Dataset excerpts
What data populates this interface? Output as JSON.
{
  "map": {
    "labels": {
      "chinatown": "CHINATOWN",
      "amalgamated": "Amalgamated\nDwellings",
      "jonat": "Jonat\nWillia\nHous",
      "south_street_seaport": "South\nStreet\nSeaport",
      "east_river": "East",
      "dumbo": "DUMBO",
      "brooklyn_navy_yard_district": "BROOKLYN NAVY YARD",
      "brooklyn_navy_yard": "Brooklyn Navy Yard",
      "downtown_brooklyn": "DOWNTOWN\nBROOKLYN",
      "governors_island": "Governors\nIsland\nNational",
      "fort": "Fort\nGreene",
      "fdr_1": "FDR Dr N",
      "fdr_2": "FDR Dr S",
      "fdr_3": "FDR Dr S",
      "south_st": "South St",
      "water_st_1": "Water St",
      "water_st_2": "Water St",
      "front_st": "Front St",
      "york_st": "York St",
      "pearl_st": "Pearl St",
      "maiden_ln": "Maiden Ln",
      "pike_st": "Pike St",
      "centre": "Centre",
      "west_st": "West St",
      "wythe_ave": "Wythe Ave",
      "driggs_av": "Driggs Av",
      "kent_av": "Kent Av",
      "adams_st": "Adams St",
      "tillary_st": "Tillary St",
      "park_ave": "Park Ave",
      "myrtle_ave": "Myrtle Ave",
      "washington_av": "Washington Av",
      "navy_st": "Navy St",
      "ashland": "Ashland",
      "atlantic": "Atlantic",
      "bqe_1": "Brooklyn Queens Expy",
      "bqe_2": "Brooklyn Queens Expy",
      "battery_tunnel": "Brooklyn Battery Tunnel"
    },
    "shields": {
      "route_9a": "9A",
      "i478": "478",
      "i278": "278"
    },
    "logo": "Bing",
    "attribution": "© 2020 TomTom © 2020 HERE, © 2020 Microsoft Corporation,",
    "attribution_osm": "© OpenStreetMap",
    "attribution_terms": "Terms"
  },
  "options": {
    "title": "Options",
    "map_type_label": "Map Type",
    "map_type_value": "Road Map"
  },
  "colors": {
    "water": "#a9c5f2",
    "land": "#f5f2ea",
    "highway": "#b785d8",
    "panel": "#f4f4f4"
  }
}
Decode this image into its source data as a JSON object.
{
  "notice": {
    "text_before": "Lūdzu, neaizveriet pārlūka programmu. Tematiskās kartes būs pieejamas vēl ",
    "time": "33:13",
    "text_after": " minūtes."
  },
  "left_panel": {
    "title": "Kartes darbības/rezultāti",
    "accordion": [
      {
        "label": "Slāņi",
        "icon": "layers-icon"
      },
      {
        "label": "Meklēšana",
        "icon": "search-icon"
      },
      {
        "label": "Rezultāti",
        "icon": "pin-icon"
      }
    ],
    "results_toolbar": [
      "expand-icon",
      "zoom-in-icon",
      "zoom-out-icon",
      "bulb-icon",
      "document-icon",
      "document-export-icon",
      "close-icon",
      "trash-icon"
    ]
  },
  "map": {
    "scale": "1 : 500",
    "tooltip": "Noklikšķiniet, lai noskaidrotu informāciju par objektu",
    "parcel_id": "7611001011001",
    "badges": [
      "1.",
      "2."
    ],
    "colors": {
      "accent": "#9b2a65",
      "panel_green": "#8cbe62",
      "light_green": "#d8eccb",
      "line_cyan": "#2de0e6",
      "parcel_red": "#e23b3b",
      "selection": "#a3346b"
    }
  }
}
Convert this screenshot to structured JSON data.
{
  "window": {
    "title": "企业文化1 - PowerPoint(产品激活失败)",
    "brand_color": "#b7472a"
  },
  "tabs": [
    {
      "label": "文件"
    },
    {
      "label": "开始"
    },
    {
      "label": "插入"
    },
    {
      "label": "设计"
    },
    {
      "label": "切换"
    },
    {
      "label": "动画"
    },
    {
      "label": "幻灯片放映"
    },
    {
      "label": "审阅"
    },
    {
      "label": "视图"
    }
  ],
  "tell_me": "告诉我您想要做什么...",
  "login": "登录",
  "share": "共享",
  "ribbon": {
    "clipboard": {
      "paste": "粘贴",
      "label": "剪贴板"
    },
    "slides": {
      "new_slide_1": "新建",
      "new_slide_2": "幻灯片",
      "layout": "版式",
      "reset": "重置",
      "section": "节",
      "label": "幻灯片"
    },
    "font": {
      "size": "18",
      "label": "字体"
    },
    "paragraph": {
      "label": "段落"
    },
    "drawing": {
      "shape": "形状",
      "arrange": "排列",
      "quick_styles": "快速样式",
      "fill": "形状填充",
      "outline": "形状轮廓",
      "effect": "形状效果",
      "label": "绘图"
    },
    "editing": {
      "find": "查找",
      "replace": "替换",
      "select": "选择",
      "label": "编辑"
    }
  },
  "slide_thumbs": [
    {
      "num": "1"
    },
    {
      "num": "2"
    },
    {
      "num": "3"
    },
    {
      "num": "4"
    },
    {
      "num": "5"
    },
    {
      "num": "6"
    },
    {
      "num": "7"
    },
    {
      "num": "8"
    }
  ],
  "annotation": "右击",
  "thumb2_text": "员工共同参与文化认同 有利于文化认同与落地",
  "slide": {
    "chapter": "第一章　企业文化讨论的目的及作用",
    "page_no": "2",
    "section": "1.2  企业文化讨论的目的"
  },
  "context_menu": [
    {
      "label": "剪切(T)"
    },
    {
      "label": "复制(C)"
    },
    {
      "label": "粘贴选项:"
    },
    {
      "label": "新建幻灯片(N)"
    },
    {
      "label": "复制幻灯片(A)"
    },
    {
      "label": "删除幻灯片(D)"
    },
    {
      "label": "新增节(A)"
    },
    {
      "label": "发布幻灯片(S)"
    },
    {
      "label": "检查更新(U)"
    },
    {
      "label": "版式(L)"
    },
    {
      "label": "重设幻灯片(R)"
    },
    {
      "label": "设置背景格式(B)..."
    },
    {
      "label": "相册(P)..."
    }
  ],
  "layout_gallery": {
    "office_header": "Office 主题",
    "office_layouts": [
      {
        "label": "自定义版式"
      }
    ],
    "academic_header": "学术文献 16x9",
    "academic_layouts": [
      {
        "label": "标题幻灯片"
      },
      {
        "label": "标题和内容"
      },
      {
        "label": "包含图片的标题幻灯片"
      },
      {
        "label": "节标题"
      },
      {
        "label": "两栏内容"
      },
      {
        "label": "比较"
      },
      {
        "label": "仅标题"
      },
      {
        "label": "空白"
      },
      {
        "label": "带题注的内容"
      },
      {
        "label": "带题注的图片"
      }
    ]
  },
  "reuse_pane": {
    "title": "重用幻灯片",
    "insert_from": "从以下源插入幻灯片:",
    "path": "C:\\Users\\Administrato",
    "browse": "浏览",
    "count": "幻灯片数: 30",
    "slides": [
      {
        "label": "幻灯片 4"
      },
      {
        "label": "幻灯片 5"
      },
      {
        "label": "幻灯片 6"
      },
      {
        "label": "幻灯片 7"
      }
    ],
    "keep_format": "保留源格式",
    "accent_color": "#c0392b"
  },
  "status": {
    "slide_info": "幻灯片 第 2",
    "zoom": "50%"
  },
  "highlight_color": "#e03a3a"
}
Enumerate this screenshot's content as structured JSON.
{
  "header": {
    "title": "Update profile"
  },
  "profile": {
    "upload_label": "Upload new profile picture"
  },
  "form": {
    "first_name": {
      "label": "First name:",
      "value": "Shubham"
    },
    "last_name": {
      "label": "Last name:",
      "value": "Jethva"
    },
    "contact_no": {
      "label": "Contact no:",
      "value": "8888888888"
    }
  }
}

» WRITTEN PROBLEM
Extract the lines above from the one containing "Enumerate this screenshot's" to the last line, both included, exactly as written.

» CORRECT RESPONSE
Enumerate this screenshot's content as structured JSON.
{
  "header": {
    "title": "Update profile"
  },
  "profile": {
    "upload_label": "Upload new profile picture"
  },
  "form": {
    "first_name": {
      "label": "First name:",
      "value": "Shubham"
    },
    "last_name": {
      "label": "Last name:",
      "value": "Jethva"
    },
    "contact_no": {
      "label": "Contact no:",
      "value": "8888888888"
    }
  }
}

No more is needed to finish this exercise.